• Problem details: Extract, from the listing that follows, each line containing the word "JSON".

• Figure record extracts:
============================================================
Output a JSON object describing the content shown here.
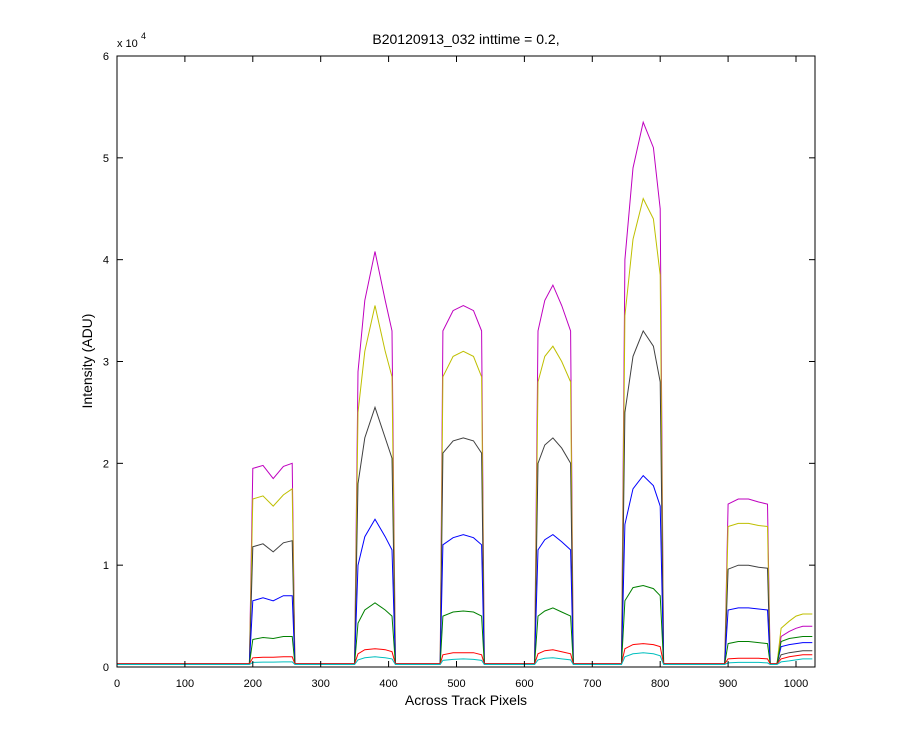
{
  "chart_data": {
    "type": "line",
    "title": "B20120913_032 inttime = 0.2,",
    "x_label": "Across Track Pixels",
    "y_label": "Intensity (ADU)",
    "y_exponent": {
      "base": "x 10",
      "power": "4"
    },
    "xlim": [
      0,
      1028
    ],
    "ylim": [
      0,
      60000
    ],
    "xticks": [
      0,
      100,
      200,
      300,
      400,
      500,
      600,
      700,
      800,
      900,
      1000
    ],
    "yticks": [
      {
        "value": 0,
        "label": "0"
      },
      {
        "value": 10000,
        "label": "1"
      },
      {
        "value": 20000,
        "label": "2"
      },
      {
        "value": 30000,
        "label": "3"
      },
      {
        "value": 40000,
        "label": "4"
      },
      {
        "value": 50000,
        "label": "5"
      },
      {
        "value": 60000,
        "label": "6"
      }
    ],
    "x": [
      0,
      195,
      200,
      215,
      230,
      245,
      258,
      262,
      350,
      355,
      365,
      380,
      395,
      405,
      410,
      476,
      480,
      495,
      510,
      525,
      537,
      541,
      615,
      620,
      630,
      642,
      655,
      668,
      672,
      743,
      748,
      760,
      775,
      790,
      800,
      805,
      895,
      900,
      915,
      930,
      945,
      958,
      962,
      972,
      978,
      990,
      1000,
      1010,
      1024
    ],
    "series": [
      {
        "color": "#bf00bf",
        "values": [
          300,
          300,
          19500,
          19800,
          18500,
          19700,
          20000,
          300,
          300,
          29000,
          36000,
          40800,
          36000,
          33000,
          300,
          300,
          33000,
          35000,
          35500,
          35000,
          33000,
          300,
          300,
          33000,
          36000,
          37500,
          35500,
          33000,
          300,
          300,
          40000,
          49000,
          53500,
          51000,
          45000,
          300,
          300,
          16000,
          16500,
          16500,
          16200,
          16000,
          300,
          300,
          3000,
          3500,
          3800,
          4000,
          4000
        ]
      },
      {
        "color": "#bfbf00",
        "values": [
          300,
          300,
          16500,
          16800,
          15800,
          16900,
          17500,
          300,
          300,
          25000,
          31000,
          35500,
          31000,
          28500,
          300,
          300,
          28500,
          30500,
          31000,
          30500,
          28500,
          300,
          300,
          28000,
          30500,
          31500,
          30000,
          28000,
          300,
          300,
          34500,
          42000,
          46000,
          44000,
          38500,
          300,
          300,
          13800,
          14100,
          14100,
          13900,
          13800,
          300,
          300,
          3800,
          4500,
          5000,
          5200,
          5200
        ]
      },
      {
        "color": "#404040",
        "values": [
          300,
          300,
          11800,
          12100,
          11300,
          12200,
          12400,
          300,
          300,
          18000,
          22500,
          25500,
          22500,
          20500,
          300,
          300,
          21000,
          22200,
          22500,
          22200,
          21000,
          300,
          300,
          20000,
          21800,
          22500,
          21500,
          20000,
          300,
          300,
          25000,
          30500,
          33000,
          31500,
          28000,
          300,
          300,
          9600,
          10000,
          10000,
          9800,
          9700,
          300,
          300,
          1200,
          1400,
          1500,
          1600,
          1600
        ]
      },
      {
        "color": "#0000ff",
        "values": [
          300,
          300,
          6500,
          6800,
          6500,
          7000,
          7000,
          300,
          300,
          10000,
          12800,
          14500,
          12800,
          11500,
          300,
          300,
          12000,
          12700,
          13000,
          12700,
          12000,
          300,
          300,
          11500,
          12500,
          13000,
          12300,
          11500,
          300,
          300,
          14000,
          17500,
          18800,
          17800,
          15800,
          300,
          300,
          5600,
          5800,
          5800,
          5700,
          5600,
          300,
          300,
          2000,
          2200,
          2300,
          2400,
          2400
        ]
      },
      {
        "color": "#008000",
        "values": [
          300,
          300,
          2700,
          2900,
          2800,
          3000,
          3000,
          300,
          300,
          4300,
          5600,
          6300,
          5600,
          5000,
          300,
          300,
          5000,
          5400,
          5500,
          5400,
          5000,
          300,
          300,
          5000,
          5500,
          5800,
          5400,
          5000,
          300,
          300,
          6500,
          7800,
          8000,
          7700,
          7000,
          300,
          300,
          2300,
          2500,
          2500,
          2400,
          2300,
          300,
          300,
          2500,
          2800,
          2900,
          3000,
          3000
        ]
      },
      {
        "color": "#ff0000",
        "values": [
          300,
          300,
          900,
          950,
          950,
          1000,
          1000,
          300,
          300,
          1300,
          1700,
          1800,
          1700,
          1500,
          300,
          300,
          1200,
          1400,
          1400,
          1400,
          1200,
          300,
          300,
          1300,
          1600,
          1700,
          1500,
          1300,
          300,
          300,
          1800,
          2200,
          2300,
          2200,
          2000,
          300,
          300,
          800,
          850,
          850,
          850,
          800,
          300,
          300,
          800,
          1000,
          1100,
          1200,
          1200
        ]
      },
      {
        "color": "#00bfbf",
        "values": [
          250,
          250,
          450,
          480,
          480,
          500,
          500,
          250,
          250,
          700,
          900,
          1000,
          900,
          800,
          250,
          250,
          650,
          750,
          800,
          750,
          650,
          250,
          250,
          700,
          850,
          900,
          800,
          700,
          250,
          250,
          1000,
          1300,
          1400,
          1300,
          1100,
          250,
          250,
          400,
          450,
          450,
          450,
          400,
          250,
          250,
          500,
          600,
          700,
          800,
          800
        ]
      }
    ]
  }
}
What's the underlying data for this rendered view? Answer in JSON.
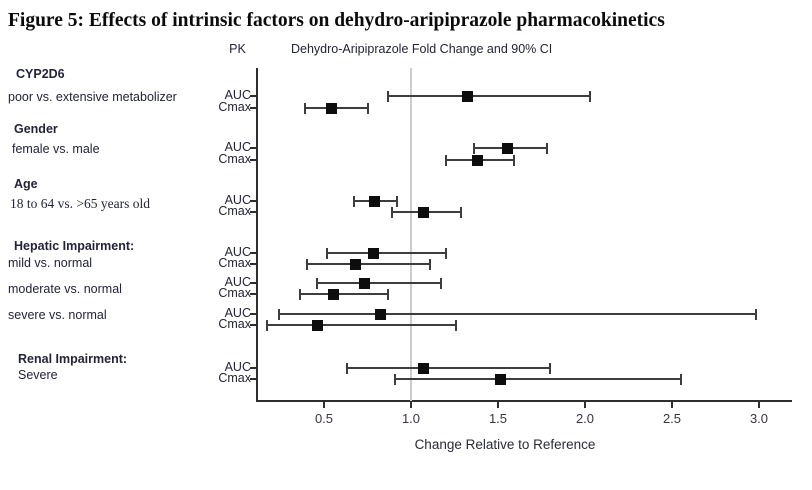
{
  "figure": {
    "title": "Figure 5:  Effects of intrinsic factors on dehydro-aripiprazole pharmacokinetics",
    "pk_header": "PK",
    "ci_header": "Dehydro-Aripiprazole Fold Change and 90% CI",
    "xlabel": "Change Relative to Reference"
  },
  "colors": {
    "marker": "#0d0d0d",
    "line": "#3d3d3d",
    "axis": "#2e2e2e",
    "reference_line": "#cccccc",
    "text": "#23233a"
  },
  "chart_data": {
    "type": "forest",
    "title": "Dehydro-Aripiprazole Fold Change and 90% CI",
    "xlabel": "Change Relative to Reference",
    "x_ticks": [
      0.5,
      1.0,
      1.5,
      2.0,
      2.5,
      3.0
    ],
    "xlim": [
      0.12,
      3.19
    ],
    "reference_line": 1.0,
    "grid": false,
    "legend": false,
    "groups": [
      {
        "heading": "CYP2D6",
        "subheading": "poor vs. extensive metabolizer",
        "rows": [
          {
            "pk": "AUC",
            "estimate": 1.32,
            "ci_low": 0.87,
            "ci_high": 2.03
          },
          {
            "pk": "Cmax",
            "estimate": 0.54,
            "ci_low": 0.39,
            "ci_high": 0.75
          }
        ]
      },
      {
        "heading": "Gender",
        "subheading": "female vs. male",
        "rows": [
          {
            "pk": "AUC",
            "estimate": 1.55,
            "ci_low": 1.36,
            "ci_high": 1.78
          },
          {
            "pk": "Cmax",
            "estimate": 1.38,
            "ci_low": 1.2,
            "ci_high": 1.59
          }
        ]
      },
      {
        "heading": "Age",
        "subheading": "18 to 64 vs. >65 years old",
        "rows": [
          {
            "pk": "AUC",
            "estimate": 0.79,
            "ci_low": 0.67,
            "ci_high": 0.92
          },
          {
            "pk": "Cmax",
            "estimate": 1.07,
            "ci_low": 0.89,
            "ci_high": 1.29
          }
        ]
      },
      {
        "heading": "Hepatic Impairment:",
        "subheading": "mild vs. normal",
        "rows": [
          {
            "pk": "AUC",
            "estimate": 0.78,
            "ci_low": 0.52,
            "ci_high": 1.2
          },
          {
            "pk": "Cmax",
            "estimate": 0.68,
            "ci_low": 0.4,
            "ci_high": 1.11
          }
        ]
      },
      {
        "heading": "",
        "subheading": "moderate vs. normal",
        "rows": [
          {
            "pk": "AUC",
            "estimate": 0.73,
            "ci_low": 0.46,
            "ci_high": 1.17
          },
          {
            "pk": "Cmax",
            "estimate": 0.55,
            "ci_low": 0.36,
            "ci_high": 0.87
          }
        ]
      },
      {
        "heading": "",
        "subheading": "severe vs. normal",
        "rows": [
          {
            "pk": "AUC",
            "estimate": 0.82,
            "ci_low": 0.24,
            "ci_high": 2.98
          },
          {
            "pk": "Cmax",
            "estimate": 0.46,
            "ci_low": 0.17,
            "ci_high": 1.26
          }
        ]
      },
      {
        "heading": "Renal Impairment:",
        "subheading": "Severe",
        "rows": [
          {
            "pk": "AUC",
            "estimate": 1.07,
            "ci_low": 0.63,
            "ci_high": 1.8
          },
          {
            "pk": "Cmax",
            "estimate": 1.51,
            "ci_low": 0.91,
            "ci_high": 2.55
          }
        ]
      }
    ]
  }
}
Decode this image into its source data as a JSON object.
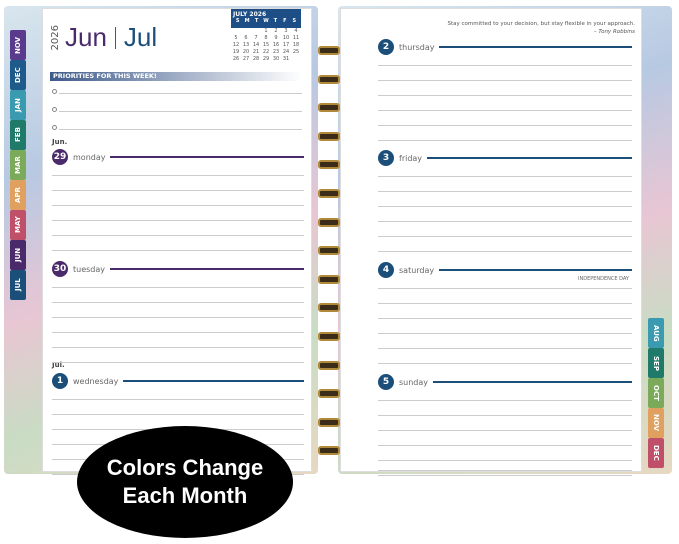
{
  "left_page": {
    "year": "2026",
    "month1": "Jun",
    "month2": "Jul",
    "mini_calendar": {
      "title": "JULY 2026",
      "weekdays": [
        "S",
        "M",
        "T",
        "W",
        "T",
        "F",
        "S"
      ],
      "days": [
        "",
        "",
        "",
        "1",
        "2",
        "3",
        "4",
        "5",
        "6",
        "7",
        "8",
        "9",
        "10",
        "11",
        "12",
        "13",
        "14",
        "15",
        "16",
        "17",
        "18",
        "19",
        "20",
        "21",
        "22",
        "23",
        "24",
        "25",
        "26",
        "27",
        "28",
        "29",
        "30",
        "31",
        ""
      ]
    },
    "priorities_label": "PRIORITIES FOR THIS WEEK!",
    "month_labels": [
      "Jun.",
      "Jul."
    ],
    "days": [
      {
        "num": "29",
        "name": "monday",
        "color": "#4b2a6b"
      },
      {
        "num": "30",
        "name": "tuesday",
        "color": "#4b2a6b"
      },
      {
        "num": "1",
        "name": "wednesday",
        "color": "#1b4f7a"
      }
    ]
  },
  "right_page": {
    "quote": "Stay committed to your decision, but stay flexible in your approach.",
    "quote_author": "– Tony Robbins",
    "days": [
      {
        "num": "2",
        "name": "thursday"
      },
      {
        "num": "3",
        "name": "friday"
      },
      {
        "num": "4",
        "name": "saturday"
      },
      {
        "num": "5",
        "name": "sunday"
      }
    ],
    "holiday": "INDEPENDENCE DAY",
    "day_color": "#1b4f7a"
  },
  "left_tabs": [
    {
      "label": "NOV",
      "color": "#5a3a8c"
    },
    {
      "label": "DEC",
      "color": "#1e5a8a"
    },
    {
      "label": "JAN",
      "color": "#3a9ab0"
    },
    {
      "label": "FEB",
      "color": "#1f7a6a"
    },
    {
      "label": "MAR",
      "color": "#7aaa5a"
    },
    {
      "label": "APR",
      "color": "#e0a060"
    },
    {
      "label": "MAY",
      "color": "#c0506a"
    },
    {
      "label": "JUN",
      "color": "#4b2a6b"
    },
    {
      "label": "JUL",
      "color": "#1b4f7a"
    }
  ],
  "right_tabs": [
    {
      "label": "AUG",
      "color": "#3a9ab0"
    },
    {
      "label": "SEP",
      "color": "#1f7a6a"
    },
    {
      "label": "OCT",
      "color": "#7aaa5a"
    },
    {
      "label": "NOV",
      "color": "#e0a060"
    },
    {
      "label": "DEC",
      "color": "#c0506a"
    }
  ],
  "badge": {
    "line1": "Colors Change",
    "line2": "Each Month"
  }
}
============================================================
• Task solution:
Output a JSON object describing the content shown here.
What's the underlying data for this rendered view? Answer in JSON.
Decode this image into its source data as a JSON object.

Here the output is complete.